== GIVEN TASK ==
Return every entry exactly.

(A run of records)
--- Begin ---

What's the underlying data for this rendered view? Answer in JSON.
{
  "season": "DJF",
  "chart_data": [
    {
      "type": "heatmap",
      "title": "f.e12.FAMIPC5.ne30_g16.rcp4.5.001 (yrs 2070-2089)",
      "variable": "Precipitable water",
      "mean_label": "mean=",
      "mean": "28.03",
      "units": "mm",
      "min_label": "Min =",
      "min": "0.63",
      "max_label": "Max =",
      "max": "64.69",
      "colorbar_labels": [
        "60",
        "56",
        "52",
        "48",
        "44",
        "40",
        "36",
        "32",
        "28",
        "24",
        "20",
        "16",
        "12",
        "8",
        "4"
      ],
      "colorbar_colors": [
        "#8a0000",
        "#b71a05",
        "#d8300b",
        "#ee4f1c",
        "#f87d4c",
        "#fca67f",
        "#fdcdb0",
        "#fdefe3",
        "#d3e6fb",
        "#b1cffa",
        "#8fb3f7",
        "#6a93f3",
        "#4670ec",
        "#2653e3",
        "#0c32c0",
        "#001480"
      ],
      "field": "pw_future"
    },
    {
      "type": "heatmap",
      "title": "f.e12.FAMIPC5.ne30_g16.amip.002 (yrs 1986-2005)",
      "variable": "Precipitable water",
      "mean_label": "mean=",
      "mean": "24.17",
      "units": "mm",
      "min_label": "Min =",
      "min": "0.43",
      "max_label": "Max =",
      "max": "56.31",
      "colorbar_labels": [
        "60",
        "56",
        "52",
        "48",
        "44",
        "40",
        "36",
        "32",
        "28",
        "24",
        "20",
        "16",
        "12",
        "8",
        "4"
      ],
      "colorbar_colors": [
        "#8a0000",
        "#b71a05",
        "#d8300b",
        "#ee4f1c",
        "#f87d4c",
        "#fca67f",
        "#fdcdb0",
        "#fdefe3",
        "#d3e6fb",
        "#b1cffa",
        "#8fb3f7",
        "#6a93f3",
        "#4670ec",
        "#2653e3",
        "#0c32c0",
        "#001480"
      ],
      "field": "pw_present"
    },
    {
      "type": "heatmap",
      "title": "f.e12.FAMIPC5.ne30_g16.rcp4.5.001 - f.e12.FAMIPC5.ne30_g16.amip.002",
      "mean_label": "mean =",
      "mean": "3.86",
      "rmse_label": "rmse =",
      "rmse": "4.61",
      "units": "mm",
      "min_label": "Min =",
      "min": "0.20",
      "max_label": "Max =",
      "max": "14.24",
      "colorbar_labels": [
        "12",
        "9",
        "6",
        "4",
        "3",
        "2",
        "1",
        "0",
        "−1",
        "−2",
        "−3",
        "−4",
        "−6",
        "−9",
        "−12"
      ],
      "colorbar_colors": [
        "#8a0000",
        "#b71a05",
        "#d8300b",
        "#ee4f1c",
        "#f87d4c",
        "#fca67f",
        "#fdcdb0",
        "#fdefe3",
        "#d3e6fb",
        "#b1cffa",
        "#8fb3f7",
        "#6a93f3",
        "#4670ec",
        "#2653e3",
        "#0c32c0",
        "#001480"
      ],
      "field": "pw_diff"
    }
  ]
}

--- End ---

== ANSWER TO THIS EXERCISE ==
What's the underlying data for this rendered view? Answer in JSON.
{
  "season": "DJF",
  "chart_data": [
    {
      "type": "heatmap",
      "title": "f.e12.FAMIPC5.ne30_g16.rcp4.5.001 (yrs 2070-2089)",
      "variable": "Precipitable water",
      "mean_label": "mean=",
      "mean": "28.03",
      "units": "mm",
      "min_label": "Min =",
      "min": "0.63",
      "max_label": "Max =",
      "max": "64.69",
      "colorbar_labels": [
        "60",
        "56",
        "52",
        "48",
        "44",
        "40",
        "36",
        "32",
        "28",
        "24",
        "20",
        "16",
        "12",
        "8",
        "4"
      ],
      "colorbar_colors": [
        "#8a0000",
        "#b71a05",
        "#d8300b",
        "#ee4f1c",
        "#f87d4c",
        "#fca67f",
        "#fdcdb0",
        "#fdefe3",
        "#d3e6fb",
        "#b1cffa",
        "#8fb3f7",
        "#6a93f3",
        "#4670ec",
        "#2653e3",
        "#0c32c0",
        "#001480"
      ],
      "field": "pw_future"
    },
    {
      "type": "heatmap",
      "title": "f.e12.FAMIPC5.ne30_g16.amip.002 (yrs 1986-2005)",
      "variable": "Precipitable water",
      "mean_label": "mean=",
      "mean": "24.17",
      "units": "mm",
      "min_label": "Min =",
      "min": "0.43",
      "max_label": "Max =",
      "max": "56.31",
      "colorbar_labels": [
        "60",
        "56",
        "52",
        "48",
        "44",
        "40",
        "36",
        "32",
        "28",
        "24",
        "20",
        "16",
        "12",
        "8",
        "4"
      ],
      "colorbar_colors": [
        "#8a0000",
        "#b71a05",
        "#d8300b",
        "#ee4f1c",
        "#f87d4c",
        "#fca67f",
        "#fdcdb0",
        "#fdefe3",
        "#d3e6fb",
        "#b1cffa",
        "#8fb3f7",
        "#6a93f3",
        "#4670ec",
        "#2653e3",
        "#0c32c0",
        "#001480"
      ],
      "field": "pw_present"
    },
    {
      "type": "heatmap",
      "title": "f.e12.FAMIPC5.ne30_g16.rcp4.5.001 - f.e12.FAMIPC5.ne30_g16.amip.002",
      "mean_label": "mean =",
      "mean": "3.86",
      "rmse_label": "rmse =",
      "rmse": "4.61",
      "units": "mm",
      "min_label": "Min =",
      "min": "0.20",
      "max_label": "Max =",
      "max": "14.24",
      "colorbar_labels": [
        "12",
        "9",
        "6",
        "4",
        "3",
        "2",
        "1",
        "0",
        "−1",
        "−2",
        "−3",
        "−4",
        "−6",
        "−9",
        "−12"
      ],
      "colorbar_colors": [
        "#8a0000",
        "#b71a05",
        "#d8300b",
        "#ee4f1c",
        "#f87d4c",
        "#fca67f",
        "#fdcdb0",
        "#fdefe3",
        "#d3e6fb",
        "#b1cffa",
        "#8fb3f7",
        "#6a93f3",
        "#4670ec",
        "#2653e3",
        "#0c32c0",
        "#001480"
      ],
      "field": "pw_diff"
    }
  ]
}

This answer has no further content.